> _Task prompt_:
Determine how many lines in the entries below include "JSON". The reply should be that number and nothing else.

Begin Dataset entries

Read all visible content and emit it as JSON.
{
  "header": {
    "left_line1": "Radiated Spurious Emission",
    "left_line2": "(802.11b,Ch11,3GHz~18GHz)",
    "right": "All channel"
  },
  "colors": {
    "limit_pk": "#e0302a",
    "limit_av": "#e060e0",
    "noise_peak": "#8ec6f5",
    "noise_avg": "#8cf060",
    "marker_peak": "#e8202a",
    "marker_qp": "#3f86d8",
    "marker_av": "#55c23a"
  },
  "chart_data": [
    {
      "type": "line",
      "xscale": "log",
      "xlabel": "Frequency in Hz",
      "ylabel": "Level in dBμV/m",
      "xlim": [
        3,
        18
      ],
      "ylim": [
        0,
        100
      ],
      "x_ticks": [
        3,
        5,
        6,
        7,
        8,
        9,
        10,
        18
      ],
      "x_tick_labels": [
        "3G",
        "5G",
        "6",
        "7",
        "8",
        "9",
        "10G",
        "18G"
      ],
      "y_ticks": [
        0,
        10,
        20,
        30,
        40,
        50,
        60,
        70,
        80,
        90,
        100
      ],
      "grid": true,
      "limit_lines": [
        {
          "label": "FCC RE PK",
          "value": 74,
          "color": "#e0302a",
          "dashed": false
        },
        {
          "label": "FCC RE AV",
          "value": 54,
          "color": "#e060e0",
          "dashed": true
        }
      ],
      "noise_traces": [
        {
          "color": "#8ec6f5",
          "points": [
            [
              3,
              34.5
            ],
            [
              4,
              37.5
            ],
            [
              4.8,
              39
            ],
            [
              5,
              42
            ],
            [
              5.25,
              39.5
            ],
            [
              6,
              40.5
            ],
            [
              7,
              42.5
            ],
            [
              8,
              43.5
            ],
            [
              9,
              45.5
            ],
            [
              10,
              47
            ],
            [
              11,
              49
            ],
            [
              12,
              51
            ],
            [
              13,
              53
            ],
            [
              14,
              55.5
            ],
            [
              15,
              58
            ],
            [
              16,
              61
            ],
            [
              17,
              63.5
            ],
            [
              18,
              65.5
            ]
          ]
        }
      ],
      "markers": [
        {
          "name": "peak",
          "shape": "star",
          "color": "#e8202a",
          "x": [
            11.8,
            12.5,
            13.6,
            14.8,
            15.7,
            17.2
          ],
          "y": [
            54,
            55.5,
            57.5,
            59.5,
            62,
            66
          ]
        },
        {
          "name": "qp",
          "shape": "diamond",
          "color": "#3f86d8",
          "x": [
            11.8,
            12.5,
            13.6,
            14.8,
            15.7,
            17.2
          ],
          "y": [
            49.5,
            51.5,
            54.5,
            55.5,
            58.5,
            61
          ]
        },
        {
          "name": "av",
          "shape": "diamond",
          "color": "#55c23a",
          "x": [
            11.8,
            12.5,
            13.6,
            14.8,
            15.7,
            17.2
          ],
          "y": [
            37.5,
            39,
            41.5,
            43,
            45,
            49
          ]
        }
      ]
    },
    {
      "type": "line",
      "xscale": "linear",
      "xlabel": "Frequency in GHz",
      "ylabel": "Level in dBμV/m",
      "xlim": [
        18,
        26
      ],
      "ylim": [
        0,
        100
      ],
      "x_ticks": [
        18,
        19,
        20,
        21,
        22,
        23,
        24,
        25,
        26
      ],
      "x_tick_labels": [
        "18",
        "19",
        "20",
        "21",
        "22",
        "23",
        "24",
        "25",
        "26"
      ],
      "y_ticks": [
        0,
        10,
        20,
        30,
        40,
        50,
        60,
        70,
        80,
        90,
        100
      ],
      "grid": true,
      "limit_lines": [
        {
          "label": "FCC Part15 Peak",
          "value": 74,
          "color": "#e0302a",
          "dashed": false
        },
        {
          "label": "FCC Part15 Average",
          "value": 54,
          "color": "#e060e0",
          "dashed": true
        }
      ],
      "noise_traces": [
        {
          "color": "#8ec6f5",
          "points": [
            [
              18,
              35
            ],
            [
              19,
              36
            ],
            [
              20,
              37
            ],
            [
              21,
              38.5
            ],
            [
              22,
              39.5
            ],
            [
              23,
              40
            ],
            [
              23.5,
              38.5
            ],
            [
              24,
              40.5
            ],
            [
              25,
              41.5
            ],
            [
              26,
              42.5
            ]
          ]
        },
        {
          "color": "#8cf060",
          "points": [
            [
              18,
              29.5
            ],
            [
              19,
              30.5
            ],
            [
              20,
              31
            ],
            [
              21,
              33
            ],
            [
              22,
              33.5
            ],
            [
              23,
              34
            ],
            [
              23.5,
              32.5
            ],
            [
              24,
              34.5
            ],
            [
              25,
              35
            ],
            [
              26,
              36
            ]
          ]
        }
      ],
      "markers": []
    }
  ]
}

End Dataset entries
Begin Dataset entries

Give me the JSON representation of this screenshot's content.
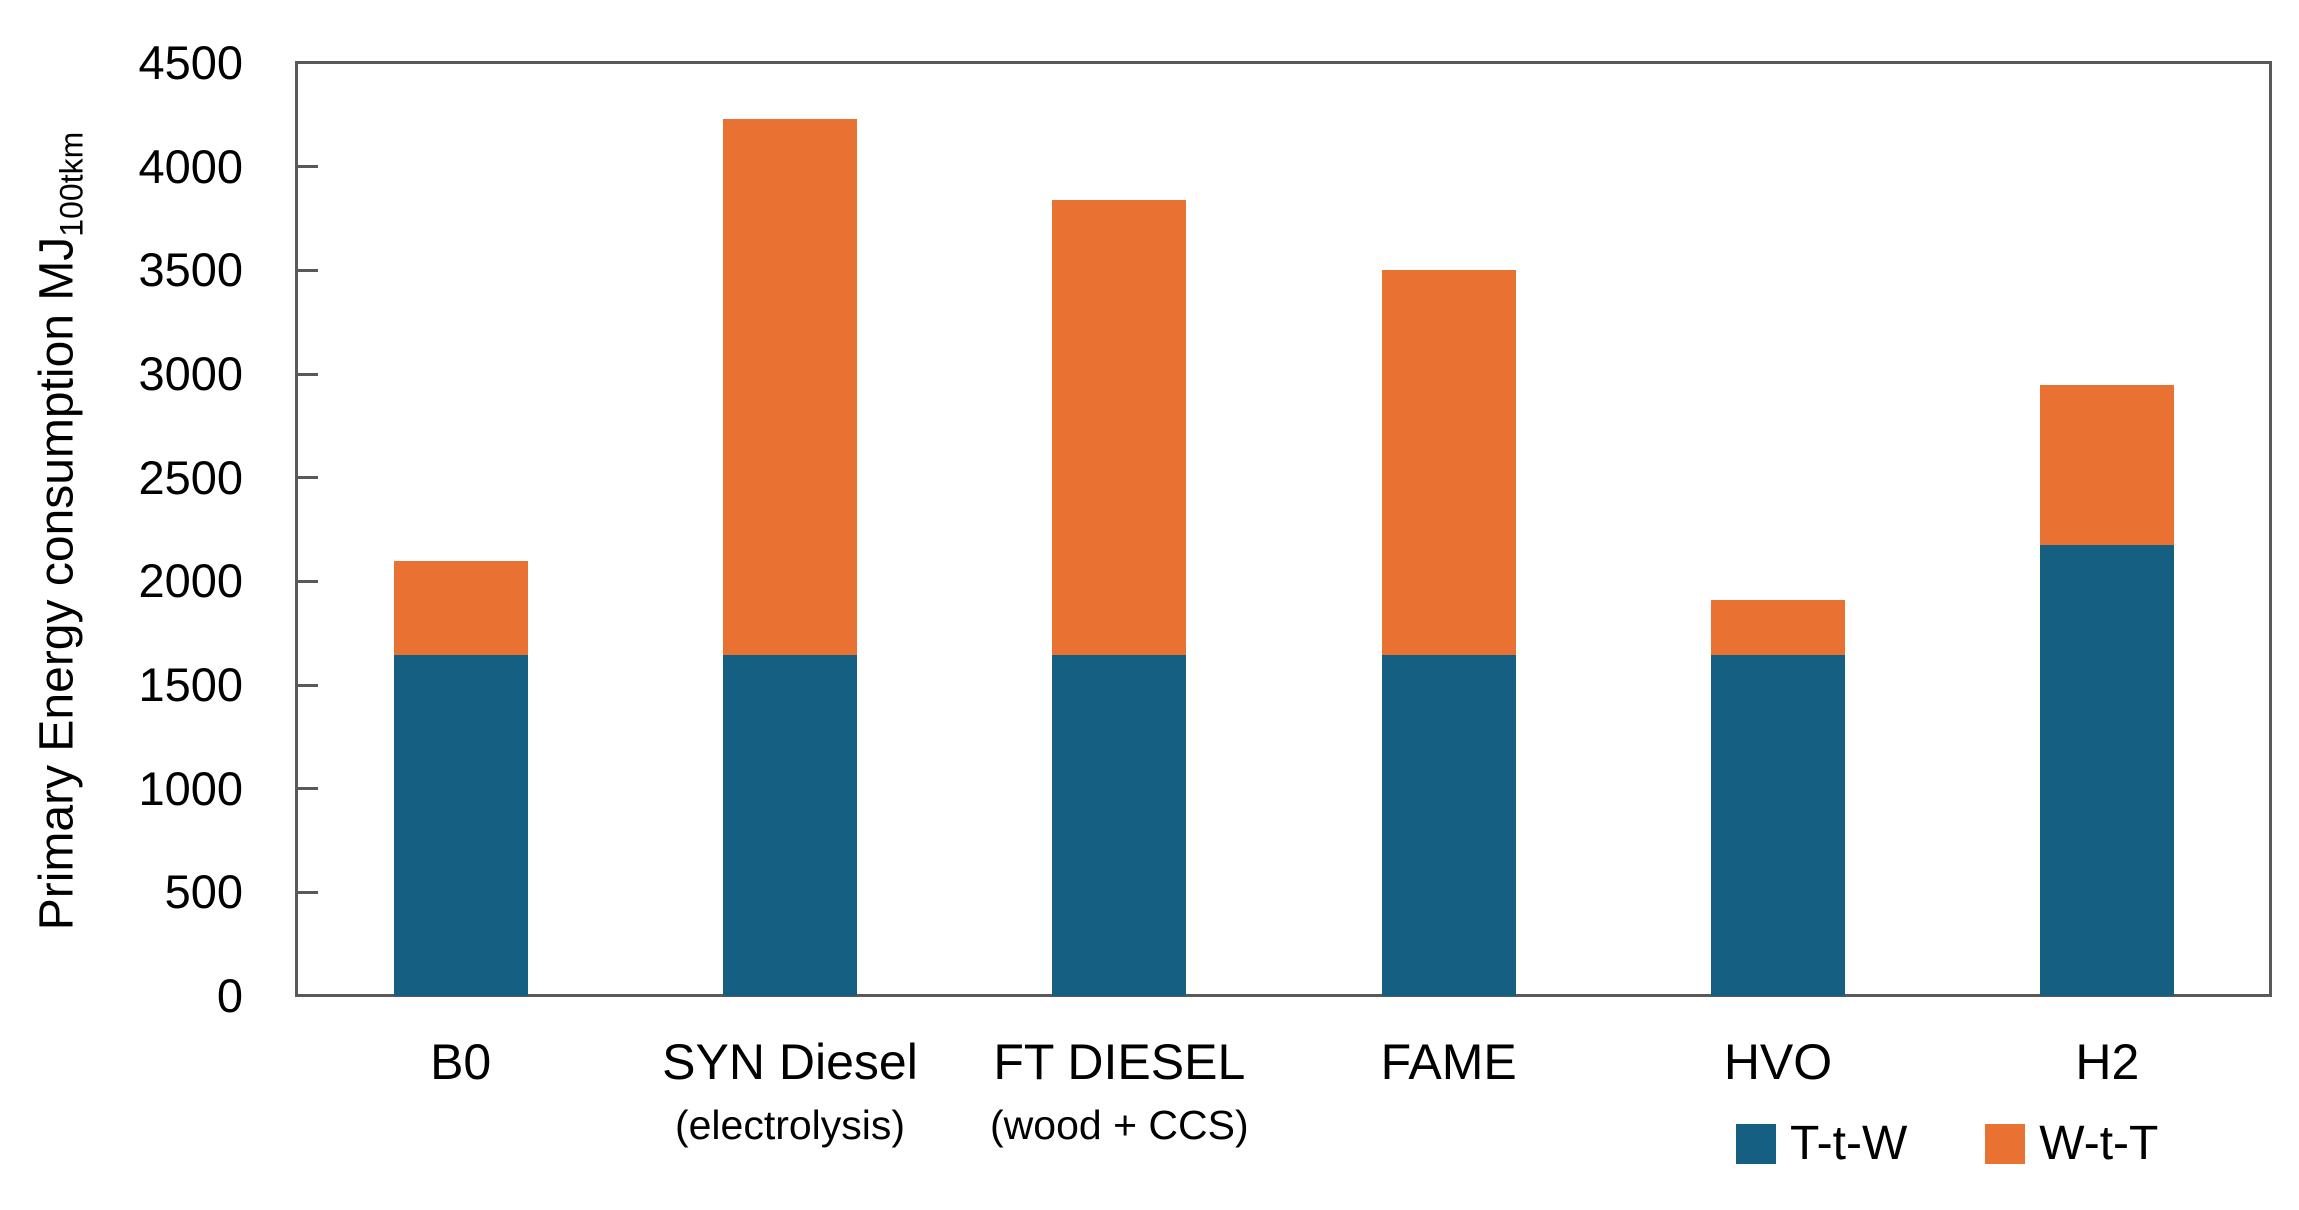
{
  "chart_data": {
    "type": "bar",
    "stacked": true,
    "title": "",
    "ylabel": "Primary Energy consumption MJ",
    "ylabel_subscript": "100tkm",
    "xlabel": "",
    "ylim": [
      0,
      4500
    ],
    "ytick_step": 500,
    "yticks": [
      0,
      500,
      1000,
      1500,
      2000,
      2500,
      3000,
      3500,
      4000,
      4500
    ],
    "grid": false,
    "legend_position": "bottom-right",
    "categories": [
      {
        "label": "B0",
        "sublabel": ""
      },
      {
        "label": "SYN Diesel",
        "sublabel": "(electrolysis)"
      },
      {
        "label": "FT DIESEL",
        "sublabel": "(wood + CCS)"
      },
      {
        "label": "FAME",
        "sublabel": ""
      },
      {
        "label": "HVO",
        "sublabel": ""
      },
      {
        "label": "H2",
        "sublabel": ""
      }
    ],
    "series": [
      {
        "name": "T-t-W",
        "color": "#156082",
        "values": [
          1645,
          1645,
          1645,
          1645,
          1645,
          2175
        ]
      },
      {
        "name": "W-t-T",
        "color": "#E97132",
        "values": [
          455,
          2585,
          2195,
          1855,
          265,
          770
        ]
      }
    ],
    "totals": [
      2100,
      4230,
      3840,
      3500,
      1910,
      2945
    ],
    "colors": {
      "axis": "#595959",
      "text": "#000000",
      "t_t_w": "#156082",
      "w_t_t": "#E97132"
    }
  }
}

End Dataset entries

> _Result of this task_:
2